> [EXTRACTED RECORDS]
== == ==

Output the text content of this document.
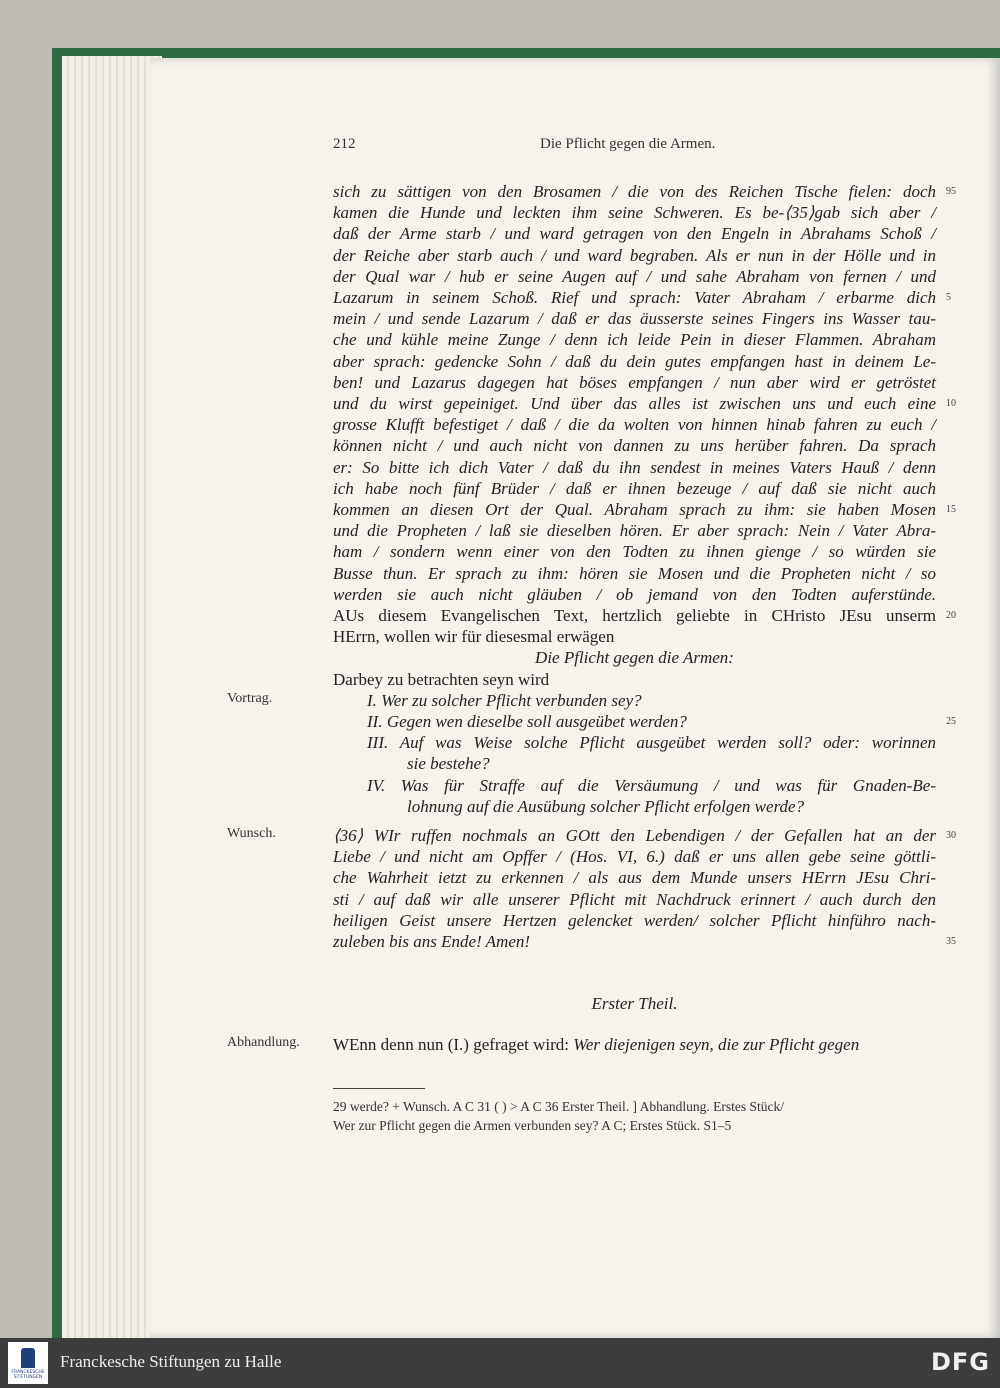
212	Die Pflicht gegen die Armen.
sich zu sättigen von den Brosamen / die von des Reichen Tische fielen: doch 95
kamen die Hunde und leckten ihm seine Schweren. Es be-⟨35⟩gab sich aber /
daß der Arme starb / und ward getragen von den Engeln in Abrahams Schoß /
der Reiche aber starb auch / und ward begraben. Als er nun in der Hölle und in
der Qual war / hub er seine Augen auf / und sahe Abraham von fernen / und
Lazarum in seinem Schoß. Rief und sprach: Vater Abraham / erbarme dich 5
mein / und sende Lazarum / daß er das äusserste seines Fingers ins Wasser tau-
che und kühle meine Zunge / denn ich leide Pein in dieser Flammen. Abraham
aber sprach: gedencke Sohn / daß du dein gutes empfangen hast in deinem Le-
ben! und Lazarus dagegen hat böses empfangen / nun aber wird er getröstet
und du wirst gepeiniget. Und über das alles ist zwischen uns und euch eine 10
grosse Klufft befestiget / daß / die da wolten von hinnen hinab fahren zu euch /
können nicht / und auch nicht von dannen zu uns herüber fahren. Da sprach
er: So bitte ich dich Vater / daß du ihn sendest in meines Vaters Hauß / denn
ich habe noch fünf Brüder / daß er ihnen bezeuge / auf daß sie nicht auch
kommen an diesen Ort der Qual. Abraham sprach zu ihm: sie haben Mosen 15
und die Propheten / laß sie dieselben hören. Er aber sprach: Nein / Vater Abra-
ham / sondern wenn einer von den Todten zu ihnen gienge / so würden sie
Busse thun. Er sprach zu ihm: hören sie Mosen und die Propheten nicht / so
werden sie auch nicht gläuben / ob jemand von den Todten auferstünde.
AUs diesem Evangelischen Text, hertzlich geliebte in CHristo JEsu unserm 20
HErrn, wollen wir für diesesmal erwägen
Die Pflicht gegen die Armen:
Darbey zu betrachten seyn wird
I. Wer zu solcher Pflicht verbunden sey?
Vortrag.
II. Gegen wen dieselbe soll ausgeübet werden?	25
III. Auf was Weise solche Pflicht ausgeübet werden soll? oder: worinnen
sie bestehe?
IV. Was für Straffe auf die Versäumung / und was für Gnaden-Be-
lohnung auf die Ausübung solcher Pflicht erfolgen werde?
⟨36⟩ WIr ruffen nochmals an GOtt den Lebendigen / der Gefallen hat an der 30
Wunsch.
Liebe / und nicht am Opffer / (Hos. VI, 6.) daß er uns allen gebe seine göttli-
che Wahrheit ietzt zu erkennen / als aus dem Munde unsers HErrn JEsu Chri-
sti / auf daß wir alle unserer Pflicht mit Nachdruck erinnert / auch durch den
heiligen Geist unsere Hertzen gelencket werden/ solcher Pflicht hinführo nach-
zuleben bis ans Ende! Amen!	35
Erster Theil.
Abhandlung. WEnn denn nun (I.) gefraget wird: Wer diejenigen seyn, die zur Pflicht gegen
29 werde? + Wunsch. A C 31 ( ) > A C 36 Erster Theil. ] Abhandlung. Erstes Stück/
Wer zur Pflicht gegen die Armen verbunden sey? A C; Erstes Stück. S1–5
FRANCKESCHE STIFTUNGEN
Franckesche Stiftungen zu Halle	DFG
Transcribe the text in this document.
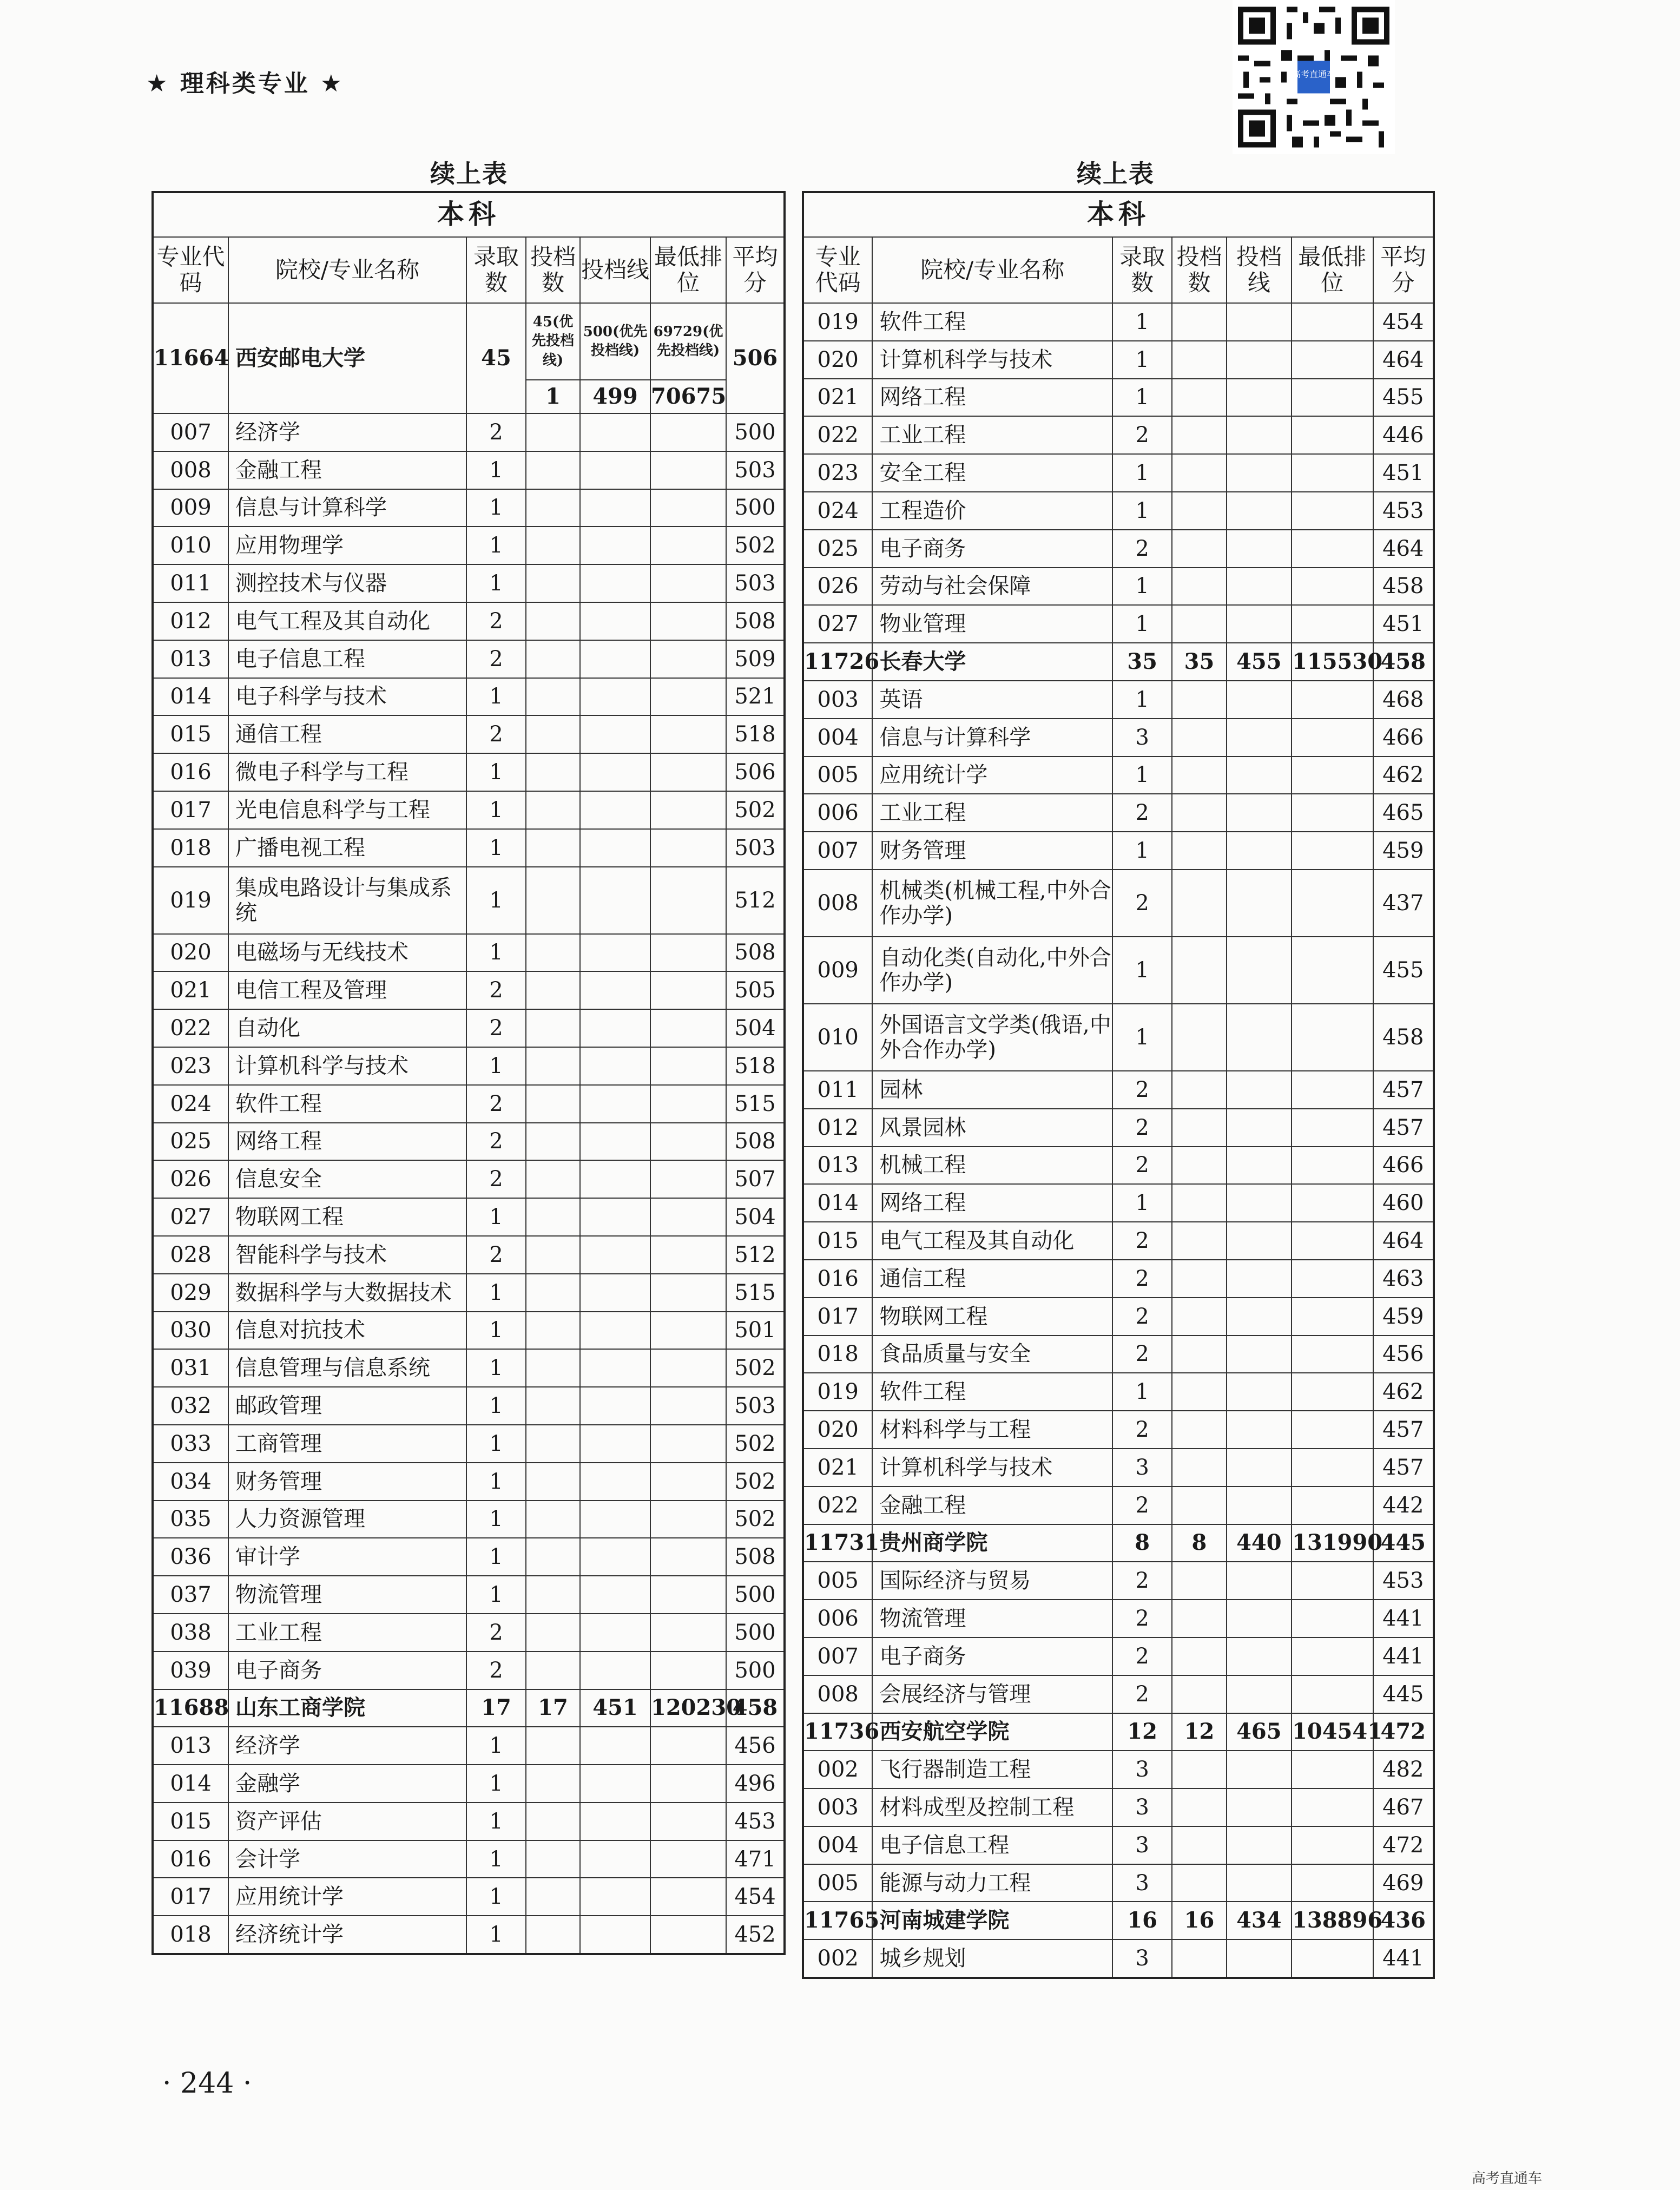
★ 理科类专业 ★	高考直通车
续上表	续上表
本科						
专业代码	院校/专业名称	录取数	投档数	投档线	最低排位	平均分
11664	西安邮电大学	45	45(优先投档线)	500(优先投档线)	69729(优先投档线)	506
			1	499	70675	
007	经济学	2				500
008	金融工程	1				503
009	信息与计算科学	1				500
010	应用物理学	1				502
011	测控技术与仪器	1				503
012	电气工程及其自动化	2				508
013	电子信息工程	2				509
014	电子科学与技术	1				521
015	通信工程	2				518
016	微电子科学与工程	1				506
017	光电信息科学与工程	1				502
018	广播电视工程	1				503
019	集成电路设计与集成系统	1				512
020	电磁场与无线技术	1				508
021	电信工程及管理	2				505
022	自动化	2				504
023	计算机科学与技术	1				518
024	软件工程	2				515
025	网络工程	2				508
026	信息安全	2				507
027	物联网工程	1				504
028	智能科学与技术	2				512
029	数据科学与大数据技术	1				515
030	信息对抗技术	1				501
031	信息管理与信息系统	1				502
032	邮政管理	1				503
033	工商管理	1				502
034	财务管理	1				502
035	人力资源管理	1				502
036	审计学	1				508
037	物流管理	1				500
038	工业工程	2				500
039	电子商务	2				500
11688	山东工商学院	17	17	451	120230	458
013	经济学	1				456
014	金融学	1				496
015	资产评估	1				453
016	会计学	1				471
017	应用统计学	1				454
018	经济统计学	1				452
本科						
专业代码	院校/专业名称	录取数	投档数	投档线	最低排位	平均分
019	软件工程	1				454
020	计算机科学与技术	1				464
021	网络工程	1				455
022	工业工程	2				446
023	安全工程	1				451
024	工程造价	1				453
025	电子商务	2				464
026	劳动与社会保障	1				458
027	物业管理	1				451
11726	长春大学	35	35	455	115530	458
003	英语	1				468
004	信息与计算科学	3				466
005	应用统计学	1				462
006	工业工程	2				465
007	财务管理	1				459
008	机械类(机械工程,中外合作办学)	2				437
009	自动化类(自动化,中外合作办学)	1				455
010	外国语言文学类(俄语,中外合作办学)	1				458
011	园林	2				457
012	风景园林	2				457
013	机械工程	2				466
014	网络工程	1				460
015	电气工程及其自动化	2				464
016	通信工程	2				463
017	物联网工程	2				459
018	食品质量与安全	2				456
019	软件工程	1				462
020	材料科学与工程	2				457
021	计算机科学与技术	3				457
022	金融工程	2				442
11731	贵州商学院	8	8	440	131990	445
005	国际经济与贸易	2				453
006	物流管理	2				441
007	电子商务	2				441
008	会展经济与管理	2				445
11736	西安航空学院	12	12	465	104541	472
002	飞行器制造工程	3				482
003	材料成型及控制工程	3				467
004	电子信息工程	3				472
005	能源与动力工程	3				469
11765	河南城建学院	16	16	434	138896	436
002	城乡规划	3				441
· 244 ·
高考直通车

== == ==

> [EXERCISE BRIEF] Give the number of lines in the listing above that contain "empfangen", and nothing else.

> [REPLY] 2